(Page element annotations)
------------------------

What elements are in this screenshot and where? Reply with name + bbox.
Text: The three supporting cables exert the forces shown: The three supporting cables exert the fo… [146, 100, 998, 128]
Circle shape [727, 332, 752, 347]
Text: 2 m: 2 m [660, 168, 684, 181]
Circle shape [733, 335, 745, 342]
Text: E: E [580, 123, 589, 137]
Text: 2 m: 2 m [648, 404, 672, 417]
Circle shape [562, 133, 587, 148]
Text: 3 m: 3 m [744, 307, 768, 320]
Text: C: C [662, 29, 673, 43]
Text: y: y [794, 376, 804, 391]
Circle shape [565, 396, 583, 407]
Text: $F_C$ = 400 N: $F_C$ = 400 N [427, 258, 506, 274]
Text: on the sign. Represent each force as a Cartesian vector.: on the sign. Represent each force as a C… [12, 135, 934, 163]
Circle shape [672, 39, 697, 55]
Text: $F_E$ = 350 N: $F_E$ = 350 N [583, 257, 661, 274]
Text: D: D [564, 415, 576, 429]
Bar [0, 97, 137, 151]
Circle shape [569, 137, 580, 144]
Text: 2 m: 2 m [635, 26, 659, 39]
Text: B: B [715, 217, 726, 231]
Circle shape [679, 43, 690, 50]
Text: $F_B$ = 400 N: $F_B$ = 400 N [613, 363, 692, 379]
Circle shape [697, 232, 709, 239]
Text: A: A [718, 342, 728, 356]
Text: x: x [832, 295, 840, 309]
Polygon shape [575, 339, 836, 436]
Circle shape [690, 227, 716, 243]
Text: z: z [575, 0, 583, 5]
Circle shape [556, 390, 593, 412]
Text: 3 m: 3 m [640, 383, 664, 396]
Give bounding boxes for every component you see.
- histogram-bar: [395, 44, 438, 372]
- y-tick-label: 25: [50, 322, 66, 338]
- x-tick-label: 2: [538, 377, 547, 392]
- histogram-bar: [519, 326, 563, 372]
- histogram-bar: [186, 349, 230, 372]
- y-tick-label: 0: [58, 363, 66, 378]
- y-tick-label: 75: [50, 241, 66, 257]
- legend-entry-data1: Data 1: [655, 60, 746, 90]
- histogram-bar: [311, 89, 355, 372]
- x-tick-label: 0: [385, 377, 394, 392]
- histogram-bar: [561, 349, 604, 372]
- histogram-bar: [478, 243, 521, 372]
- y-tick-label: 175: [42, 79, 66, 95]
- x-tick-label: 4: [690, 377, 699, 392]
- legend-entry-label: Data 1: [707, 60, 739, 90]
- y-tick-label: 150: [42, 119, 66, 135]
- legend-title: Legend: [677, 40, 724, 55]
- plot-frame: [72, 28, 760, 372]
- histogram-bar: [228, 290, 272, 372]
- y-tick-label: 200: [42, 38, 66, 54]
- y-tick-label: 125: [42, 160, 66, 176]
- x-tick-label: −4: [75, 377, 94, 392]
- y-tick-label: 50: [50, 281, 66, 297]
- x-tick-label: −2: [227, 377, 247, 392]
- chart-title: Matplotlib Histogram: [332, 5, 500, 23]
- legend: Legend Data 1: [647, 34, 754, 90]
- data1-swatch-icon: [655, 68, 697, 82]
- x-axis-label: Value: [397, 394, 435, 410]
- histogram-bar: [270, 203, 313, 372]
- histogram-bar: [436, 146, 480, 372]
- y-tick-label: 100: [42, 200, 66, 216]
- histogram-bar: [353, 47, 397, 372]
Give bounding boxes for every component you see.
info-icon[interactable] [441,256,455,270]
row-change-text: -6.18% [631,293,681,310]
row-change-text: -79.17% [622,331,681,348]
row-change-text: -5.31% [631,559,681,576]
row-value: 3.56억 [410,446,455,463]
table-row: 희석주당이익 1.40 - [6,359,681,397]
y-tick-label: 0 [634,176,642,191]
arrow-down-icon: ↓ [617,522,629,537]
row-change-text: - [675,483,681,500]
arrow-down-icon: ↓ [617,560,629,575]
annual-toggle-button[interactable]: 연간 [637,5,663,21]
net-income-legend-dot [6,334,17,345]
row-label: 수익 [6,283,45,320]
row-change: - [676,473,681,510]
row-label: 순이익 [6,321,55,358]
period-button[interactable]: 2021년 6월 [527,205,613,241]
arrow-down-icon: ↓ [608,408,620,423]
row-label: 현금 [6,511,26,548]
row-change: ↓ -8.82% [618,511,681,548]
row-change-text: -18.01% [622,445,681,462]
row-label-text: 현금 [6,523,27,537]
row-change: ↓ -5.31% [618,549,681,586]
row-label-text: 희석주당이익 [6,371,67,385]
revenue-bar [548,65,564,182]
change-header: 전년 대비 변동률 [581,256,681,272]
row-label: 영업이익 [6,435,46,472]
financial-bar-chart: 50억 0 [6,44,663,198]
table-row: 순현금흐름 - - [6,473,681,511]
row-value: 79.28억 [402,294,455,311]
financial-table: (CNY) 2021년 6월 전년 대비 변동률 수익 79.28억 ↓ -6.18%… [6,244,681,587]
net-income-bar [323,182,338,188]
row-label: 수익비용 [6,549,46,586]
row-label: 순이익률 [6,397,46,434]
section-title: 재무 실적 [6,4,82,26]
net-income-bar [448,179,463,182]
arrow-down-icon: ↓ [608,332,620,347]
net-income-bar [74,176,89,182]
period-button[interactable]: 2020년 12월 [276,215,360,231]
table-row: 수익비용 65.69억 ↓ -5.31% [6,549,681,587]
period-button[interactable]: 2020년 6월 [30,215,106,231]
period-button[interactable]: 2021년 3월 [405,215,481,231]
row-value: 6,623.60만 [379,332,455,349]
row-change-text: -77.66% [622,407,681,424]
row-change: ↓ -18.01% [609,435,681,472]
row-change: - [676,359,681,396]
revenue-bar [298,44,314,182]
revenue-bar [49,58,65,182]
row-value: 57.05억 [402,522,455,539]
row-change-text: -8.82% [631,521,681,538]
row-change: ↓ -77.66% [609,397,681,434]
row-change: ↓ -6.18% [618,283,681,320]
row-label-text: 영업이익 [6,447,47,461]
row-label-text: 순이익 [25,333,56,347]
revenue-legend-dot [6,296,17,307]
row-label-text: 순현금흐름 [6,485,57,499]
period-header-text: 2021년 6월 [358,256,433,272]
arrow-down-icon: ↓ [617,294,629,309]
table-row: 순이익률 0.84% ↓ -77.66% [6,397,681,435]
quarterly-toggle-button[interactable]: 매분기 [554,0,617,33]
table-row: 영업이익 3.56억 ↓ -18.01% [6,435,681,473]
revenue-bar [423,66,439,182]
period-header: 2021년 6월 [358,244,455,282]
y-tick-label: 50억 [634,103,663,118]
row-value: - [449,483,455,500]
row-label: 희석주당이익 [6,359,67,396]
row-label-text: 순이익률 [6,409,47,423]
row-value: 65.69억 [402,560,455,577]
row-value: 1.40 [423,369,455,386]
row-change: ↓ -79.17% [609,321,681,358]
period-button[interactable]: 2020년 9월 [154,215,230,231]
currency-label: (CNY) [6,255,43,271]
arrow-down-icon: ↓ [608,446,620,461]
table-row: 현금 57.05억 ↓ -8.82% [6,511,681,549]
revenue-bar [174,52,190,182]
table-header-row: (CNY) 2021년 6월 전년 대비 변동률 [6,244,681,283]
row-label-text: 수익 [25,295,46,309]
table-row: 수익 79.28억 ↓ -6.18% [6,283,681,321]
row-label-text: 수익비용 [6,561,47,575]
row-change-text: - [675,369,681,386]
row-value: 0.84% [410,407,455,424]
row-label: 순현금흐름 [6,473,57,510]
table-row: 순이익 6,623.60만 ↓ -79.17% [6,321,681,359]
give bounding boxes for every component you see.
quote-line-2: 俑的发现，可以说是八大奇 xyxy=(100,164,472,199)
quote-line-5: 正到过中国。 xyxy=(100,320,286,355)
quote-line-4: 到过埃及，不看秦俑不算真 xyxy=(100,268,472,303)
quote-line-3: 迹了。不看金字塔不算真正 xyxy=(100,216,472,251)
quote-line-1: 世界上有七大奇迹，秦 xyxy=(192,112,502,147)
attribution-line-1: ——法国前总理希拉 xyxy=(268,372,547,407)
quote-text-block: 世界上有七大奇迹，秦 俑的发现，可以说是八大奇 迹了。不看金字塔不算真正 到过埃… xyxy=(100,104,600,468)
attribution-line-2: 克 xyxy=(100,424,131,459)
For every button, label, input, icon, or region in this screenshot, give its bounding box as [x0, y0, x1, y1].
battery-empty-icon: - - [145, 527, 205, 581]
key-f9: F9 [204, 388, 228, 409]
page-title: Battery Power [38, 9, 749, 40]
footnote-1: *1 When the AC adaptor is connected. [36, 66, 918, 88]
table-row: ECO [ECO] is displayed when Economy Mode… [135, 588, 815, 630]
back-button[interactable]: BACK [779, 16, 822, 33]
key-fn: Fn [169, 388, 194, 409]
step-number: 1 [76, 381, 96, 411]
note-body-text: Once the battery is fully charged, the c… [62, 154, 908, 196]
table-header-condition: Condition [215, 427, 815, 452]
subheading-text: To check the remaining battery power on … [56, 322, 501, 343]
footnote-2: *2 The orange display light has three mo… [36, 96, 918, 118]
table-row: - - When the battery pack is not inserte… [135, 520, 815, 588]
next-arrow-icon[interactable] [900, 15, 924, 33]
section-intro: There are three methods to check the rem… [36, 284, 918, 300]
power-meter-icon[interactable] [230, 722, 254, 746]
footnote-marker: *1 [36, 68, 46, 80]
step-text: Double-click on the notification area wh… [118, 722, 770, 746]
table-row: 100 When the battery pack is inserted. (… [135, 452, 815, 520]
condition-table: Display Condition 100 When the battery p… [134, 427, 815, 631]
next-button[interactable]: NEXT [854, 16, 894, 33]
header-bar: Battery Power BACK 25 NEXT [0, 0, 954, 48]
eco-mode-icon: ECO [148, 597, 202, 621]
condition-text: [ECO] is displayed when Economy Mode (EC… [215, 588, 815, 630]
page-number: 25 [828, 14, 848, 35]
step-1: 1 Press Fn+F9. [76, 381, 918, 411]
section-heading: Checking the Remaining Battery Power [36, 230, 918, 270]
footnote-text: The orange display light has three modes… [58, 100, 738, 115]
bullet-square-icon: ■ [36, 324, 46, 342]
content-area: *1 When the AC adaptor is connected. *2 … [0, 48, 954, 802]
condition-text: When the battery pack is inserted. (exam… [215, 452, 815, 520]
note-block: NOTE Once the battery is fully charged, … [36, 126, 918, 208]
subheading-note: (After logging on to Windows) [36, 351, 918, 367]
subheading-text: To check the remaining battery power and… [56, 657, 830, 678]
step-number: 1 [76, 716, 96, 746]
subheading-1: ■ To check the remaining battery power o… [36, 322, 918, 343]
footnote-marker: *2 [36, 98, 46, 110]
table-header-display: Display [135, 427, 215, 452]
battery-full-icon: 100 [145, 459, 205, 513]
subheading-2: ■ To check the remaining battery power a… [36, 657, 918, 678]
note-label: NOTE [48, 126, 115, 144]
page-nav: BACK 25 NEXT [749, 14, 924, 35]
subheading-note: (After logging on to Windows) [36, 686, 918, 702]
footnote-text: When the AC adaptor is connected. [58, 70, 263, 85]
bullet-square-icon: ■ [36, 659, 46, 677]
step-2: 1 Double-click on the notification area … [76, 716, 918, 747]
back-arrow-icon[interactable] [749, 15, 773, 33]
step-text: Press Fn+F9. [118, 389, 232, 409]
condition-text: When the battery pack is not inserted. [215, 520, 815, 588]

------------------------

WHAT YOU ARE ASKED TO DO ::
Write out the lines exactly as they appear, from the first one through the line that contains "Text: 3 m: 3 m [640, 383, 664, 396]", inclusive.

EXERCISE RESULT ::
What elements are in this screenshot and where? Reply with name + bbox.
Text: The three supporting cables exert the forces shown: The three supporting cables exert the fo… [146, 100, 998, 128]
Circle shape [727, 332, 752, 347]
Text: 2 m: 2 m [660, 168, 684, 181]
Circle shape [733, 335, 745, 342]
Text: E: E [580, 123, 589, 137]
Text: 2 m: 2 m [648, 404, 672, 417]
Circle shape [562, 133, 587, 148]
Text: 3 m: 3 m [744, 307, 768, 320]
Text: C: C [662, 29, 673, 43]
Text: y: y [794, 376, 804, 391]
Circle shape [565, 396, 583, 407]
Text: $F_C$ = 400 N: $F_C$ = 400 N [427, 258, 506, 274]
Text: on the sign. Represent each force as a Cartesian vector.: on the sign. Represent each force as a C… [12, 135, 934, 163]
Circle shape [672, 39, 697, 55]
Text: $F_E$ = 350 N: $F_E$ = 350 N [583, 257, 661, 274]
Text: D: D [564, 415, 576, 429]
Bar [0, 97, 137, 151]
Circle shape [569, 137, 580, 144]
Text: 2 m: 2 m [635, 26, 659, 39]
Text: B: B [715, 217, 726, 231]
Circle shape [679, 43, 690, 50]
Text: $F_B$ = 400 N: $F_B$ = 400 N [613, 363, 692, 379]
Circle shape [697, 232, 709, 239]
Text: A: A [718, 342, 728, 356]
Text: x: x [832, 295, 840, 309]
Polygon shape [575, 339, 836, 436]
Circle shape [690, 227, 716, 243]
Text: z: z [575, 0, 583, 5]
Circle shape [556, 390, 593, 412]
Text: 3 m: 3 m [640, 383, 664, 396]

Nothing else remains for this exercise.